┌────────
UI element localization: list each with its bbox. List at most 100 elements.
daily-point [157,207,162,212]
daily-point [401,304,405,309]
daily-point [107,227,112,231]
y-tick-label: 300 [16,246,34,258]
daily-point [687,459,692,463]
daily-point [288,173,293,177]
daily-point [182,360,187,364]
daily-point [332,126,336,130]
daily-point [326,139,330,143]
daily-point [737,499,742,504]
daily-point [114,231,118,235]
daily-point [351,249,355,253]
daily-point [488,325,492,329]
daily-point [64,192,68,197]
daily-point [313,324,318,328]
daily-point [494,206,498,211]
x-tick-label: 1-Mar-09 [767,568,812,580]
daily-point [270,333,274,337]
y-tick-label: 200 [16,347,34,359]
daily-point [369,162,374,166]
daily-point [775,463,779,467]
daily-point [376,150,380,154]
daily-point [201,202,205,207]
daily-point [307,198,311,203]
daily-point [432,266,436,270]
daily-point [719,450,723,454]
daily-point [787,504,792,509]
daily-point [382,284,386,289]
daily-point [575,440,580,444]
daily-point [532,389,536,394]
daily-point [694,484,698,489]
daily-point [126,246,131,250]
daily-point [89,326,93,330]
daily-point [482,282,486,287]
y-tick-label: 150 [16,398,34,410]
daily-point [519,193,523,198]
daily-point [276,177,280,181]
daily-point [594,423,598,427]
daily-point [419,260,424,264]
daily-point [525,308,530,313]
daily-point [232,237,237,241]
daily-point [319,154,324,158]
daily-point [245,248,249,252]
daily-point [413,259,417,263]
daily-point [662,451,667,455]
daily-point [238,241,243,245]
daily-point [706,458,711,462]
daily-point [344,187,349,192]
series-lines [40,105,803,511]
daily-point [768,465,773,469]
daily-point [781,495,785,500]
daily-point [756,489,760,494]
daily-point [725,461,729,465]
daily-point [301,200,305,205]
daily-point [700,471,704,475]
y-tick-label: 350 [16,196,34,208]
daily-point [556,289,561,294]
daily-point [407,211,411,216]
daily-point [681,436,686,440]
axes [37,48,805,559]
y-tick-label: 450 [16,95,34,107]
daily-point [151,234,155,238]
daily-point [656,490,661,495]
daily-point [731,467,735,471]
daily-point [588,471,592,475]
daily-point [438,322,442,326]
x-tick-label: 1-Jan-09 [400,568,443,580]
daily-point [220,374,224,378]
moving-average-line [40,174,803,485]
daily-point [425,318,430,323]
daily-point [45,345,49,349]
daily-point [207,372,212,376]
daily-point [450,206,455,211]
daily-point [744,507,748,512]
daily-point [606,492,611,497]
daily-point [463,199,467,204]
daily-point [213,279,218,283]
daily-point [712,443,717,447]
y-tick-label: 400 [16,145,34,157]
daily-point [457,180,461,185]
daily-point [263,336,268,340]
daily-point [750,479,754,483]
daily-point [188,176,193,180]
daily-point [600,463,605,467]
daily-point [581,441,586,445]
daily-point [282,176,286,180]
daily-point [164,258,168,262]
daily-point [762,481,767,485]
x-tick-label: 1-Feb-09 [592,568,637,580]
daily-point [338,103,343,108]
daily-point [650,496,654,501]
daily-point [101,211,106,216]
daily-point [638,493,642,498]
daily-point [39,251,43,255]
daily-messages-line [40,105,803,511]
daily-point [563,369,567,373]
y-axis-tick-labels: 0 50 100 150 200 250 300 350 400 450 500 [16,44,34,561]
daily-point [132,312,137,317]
└────────
▶ What to produce: Locate every line above that contains the word "localization" and copy each of those lines in full.

▶ Output below:
UI element localization: list each with its bbox. List at most 100 elements.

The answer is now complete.